▸ Aim
Repeat every record below exactly, but leave out any pictures.

▸ Task material
=-=-=-=-=

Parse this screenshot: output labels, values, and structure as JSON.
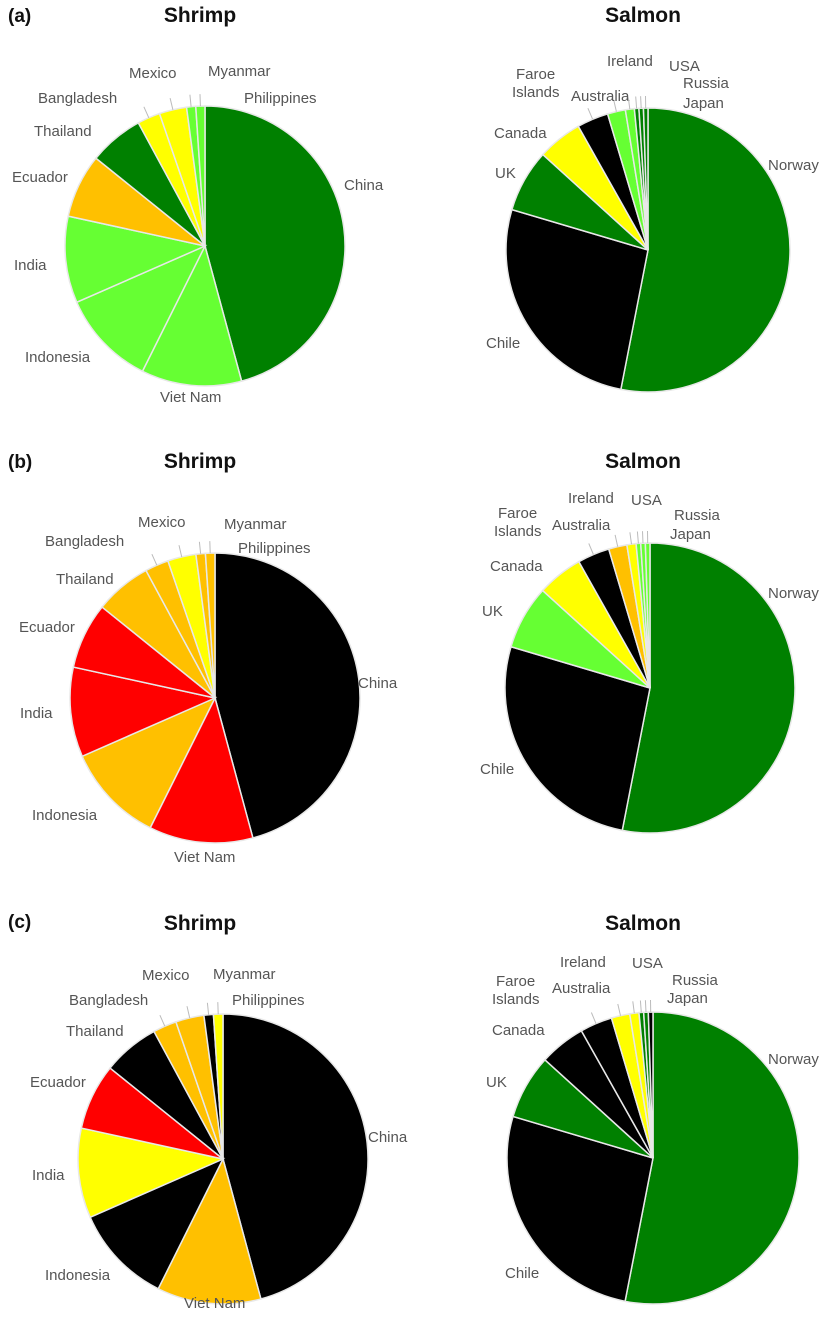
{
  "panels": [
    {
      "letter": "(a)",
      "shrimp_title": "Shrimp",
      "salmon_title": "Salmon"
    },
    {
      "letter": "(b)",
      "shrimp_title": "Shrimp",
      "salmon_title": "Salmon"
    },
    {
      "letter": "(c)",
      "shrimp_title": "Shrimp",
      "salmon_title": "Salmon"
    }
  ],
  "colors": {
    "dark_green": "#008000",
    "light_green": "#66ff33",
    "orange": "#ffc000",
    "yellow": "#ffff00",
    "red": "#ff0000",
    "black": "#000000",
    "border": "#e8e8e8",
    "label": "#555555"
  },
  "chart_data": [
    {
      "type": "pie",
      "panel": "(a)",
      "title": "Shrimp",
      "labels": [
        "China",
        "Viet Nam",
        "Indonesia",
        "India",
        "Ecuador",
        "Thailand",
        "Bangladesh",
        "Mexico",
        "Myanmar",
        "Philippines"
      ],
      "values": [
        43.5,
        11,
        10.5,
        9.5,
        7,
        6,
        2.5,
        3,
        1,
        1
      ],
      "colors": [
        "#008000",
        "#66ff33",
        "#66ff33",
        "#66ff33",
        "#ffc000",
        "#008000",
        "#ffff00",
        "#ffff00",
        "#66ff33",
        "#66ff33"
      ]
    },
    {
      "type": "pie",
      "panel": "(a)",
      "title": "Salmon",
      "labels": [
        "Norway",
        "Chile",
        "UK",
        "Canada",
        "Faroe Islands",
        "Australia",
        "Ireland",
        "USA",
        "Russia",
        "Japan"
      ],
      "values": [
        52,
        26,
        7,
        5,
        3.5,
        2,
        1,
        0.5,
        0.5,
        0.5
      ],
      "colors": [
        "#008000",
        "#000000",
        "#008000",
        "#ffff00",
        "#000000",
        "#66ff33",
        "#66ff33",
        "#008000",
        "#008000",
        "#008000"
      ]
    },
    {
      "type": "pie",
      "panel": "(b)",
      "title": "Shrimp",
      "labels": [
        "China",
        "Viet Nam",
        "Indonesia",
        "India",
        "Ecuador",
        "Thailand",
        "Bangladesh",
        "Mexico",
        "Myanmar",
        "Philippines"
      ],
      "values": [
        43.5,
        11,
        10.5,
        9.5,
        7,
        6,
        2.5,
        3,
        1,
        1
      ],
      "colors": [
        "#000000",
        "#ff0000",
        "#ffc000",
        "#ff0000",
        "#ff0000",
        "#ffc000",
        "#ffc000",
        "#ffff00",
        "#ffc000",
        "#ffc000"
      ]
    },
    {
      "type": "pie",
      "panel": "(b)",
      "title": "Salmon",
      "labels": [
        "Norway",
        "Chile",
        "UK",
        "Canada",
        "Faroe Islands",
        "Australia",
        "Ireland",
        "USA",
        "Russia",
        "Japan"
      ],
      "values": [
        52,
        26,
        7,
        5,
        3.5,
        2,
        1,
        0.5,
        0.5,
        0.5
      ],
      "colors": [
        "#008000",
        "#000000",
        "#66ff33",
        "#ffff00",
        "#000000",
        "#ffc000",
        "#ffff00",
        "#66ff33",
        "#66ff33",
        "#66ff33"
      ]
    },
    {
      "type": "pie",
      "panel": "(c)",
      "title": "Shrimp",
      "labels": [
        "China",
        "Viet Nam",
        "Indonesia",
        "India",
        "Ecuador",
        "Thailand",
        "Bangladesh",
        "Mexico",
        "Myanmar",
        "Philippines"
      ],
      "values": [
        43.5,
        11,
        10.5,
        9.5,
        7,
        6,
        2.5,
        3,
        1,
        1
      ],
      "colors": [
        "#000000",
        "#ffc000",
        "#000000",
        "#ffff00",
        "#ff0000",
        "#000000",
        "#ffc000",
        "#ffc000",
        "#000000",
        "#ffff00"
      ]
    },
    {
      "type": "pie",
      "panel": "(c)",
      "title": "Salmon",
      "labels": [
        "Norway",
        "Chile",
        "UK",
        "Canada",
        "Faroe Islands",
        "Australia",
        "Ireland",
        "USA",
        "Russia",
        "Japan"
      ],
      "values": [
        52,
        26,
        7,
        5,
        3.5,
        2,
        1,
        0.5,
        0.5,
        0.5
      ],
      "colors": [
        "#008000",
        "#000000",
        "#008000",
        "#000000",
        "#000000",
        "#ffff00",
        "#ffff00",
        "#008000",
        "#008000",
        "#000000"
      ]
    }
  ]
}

=-=-=-=-=

▸ Written reply
Parse this screenshot: output labels, values, and structure as JSON.
{
  "panels": [
    {
      "letter": "(a)",
      "shrimp_title": "Shrimp",
      "salmon_title": "Salmon"
    },
    {
      "letter": "(b)",
      "shrimp_title": "Shrimp",
      "salmon_title": "Salmon"
    },
    {
      "letter": "(c)",
      "shrimp_title": "Shrimp",
      "salmon_title": "Salmon"
    }
  ],
  "colors": {
    "dark_green": "#008000",
    "light_green": "#66ff33",
    "orange": "#ffc000",
    "yellow": "#ffff00",
    "red": "#ff0000",
    "black": "#000000",
    "border": "#e8e8e8",
    "label": "#555555"
  },
  "chart_data": [
    {
      "type": "pie",
      "panel": "(a)",
      "title": "Shrimp",
      "labels": [
        "China",
        "Viet Nam",
        "Indonesia",
        "India",
        "Ecuador",
        "Thailand",
        "Bangladesh",
        "Mexico",
        "Myanmar",
        "Philippines"
      ],
      "values": [
        43.5,
        11,
        10.5,
        9.5,
        7,
        6,
        2.5,
        3,
        1,
        1
      ],
      "colors": [
        "#008000",
        "#66ff33",
        "#66ff33",
        "#66ff33",
        "#ffc000",
        "#008000",
        "#ffff00",
        "#ffff00",
        "#66ff33",
        "#66ff33"
      ]
    },
    {
      "type": "pie",
      "panel": "(a)",
      "title": "Salmon",
      "labels": [
        "Norway",
        "Chile",
        "UK",
        "Canada",
        "Faroe Islands",
        "Australia",
        "Ireland",
        "USA",
        "Russia",
        "Japan"
      ],
      "values": [
        52,
        26,
        7,
        5,
        3.5,
        2,
        1,
        0.5,
        0.5,
        0.5
      ],
      "colors": [
        "#008000",
        "#000000",
        "#008000",
        "#ffff00",
        "#000000",
        "#66ff33",
        "#66ff33",
        "#008000",
        "#008000",
        "#008000"
      ]
    },
    {
      "type": "pie",
      "panel": "(b)",
      "title": "Shrimp",
      "labels": [
        "China",
        "Viet Nam",
        "Indonesia",
        "India",
        "Ecuador",
        "Thailand",
        "Bangladesh",
        "Mexico",
        "Myanmar",
        "Philippines"
      ],
      "values": [
        43.5,
        11,
        10.5,
        9.5,
        7,
        6,
        2.5,
        3,
        1,
        1
      ],
      "colors": [
        "#000000",
        "#ff0000",
        "#ffc000",
        "#ff0000",
        "#ff0000",
        "#ffc000",
        "#ffc000",
        "#ffff00",
        "#ffc000",
        "#ffc000"
      ]
    },
    {
      "type": "pie",
      "panel": "(b)",
      "title": "Salmon",
      "labels": [
        "Norway",
        "Chile",
        "UK",
        "Canada",
        "Faroe Islands",
        "Australia",
        "Ireland",
        "USA",
        "Russia",
        "Japan"
      ],
      "values": [
        52,
        26,
        7,
        5,
        3.5,
        2,
        1,
        0.5,
        0.5,
        0.5
      ],
      "colors": [
        "#008000",
        "#000000",
        "#66ff33",
        "#ffff00",
        "#000000",
        "#ffc000",
        "#ffff00",
        "#66ff33",
        "#66ff33",
        "#66ff33"
      ]
    },
    {
      "type": "pie",
      "panel": "(c)",
      "title": "Shrimp",
      "labels": [
        "China",
        "Viet Nam",
        "Indonesia",
        "India",
        "Ecuador",
        "Thailand",
        "Bangladesh",
        "Mexico",
        "Myanmar",
        "Philippines"
      ],
      "values": [
        43.5,
        11,
        10.5,
        9.5,
        7,
        6,
        2.5,
        3,
        1,
        1
      ],
      "colors": [
        "#000000",
        "#ffc000",
        "#000000",
        "#ffff00",
        "#ff0000",
        "#000000",
        "#ffc000",
        "#ffc000",
        "#000000",
        "#ffff00"
      ]
    },
    {
      "type": "pie",
      "panel": "(c)",
      "title": "Salmon",
      "labels": [
        "Norway",
        "Chile",
        "UK",
        "Canada",
        "Faroe Islands",
        "Australia",
        "Ireland",
        "USA",
        "Russia",
        "Japan"
      ],
      "values": [
        52,
        26,
        7,
        5,
        3.5,
        2,
        1,
        0.5,
        0.5,
        0.5
      ],
      "colors": [
        "#008000",
        "#000000",
        "#008000",
        "#000000",
        "#000000",
        "#ffff00",
        "#ffff00",
        "#008000",
        "#008000",
        "#000000"
      ]
    }
  ]
}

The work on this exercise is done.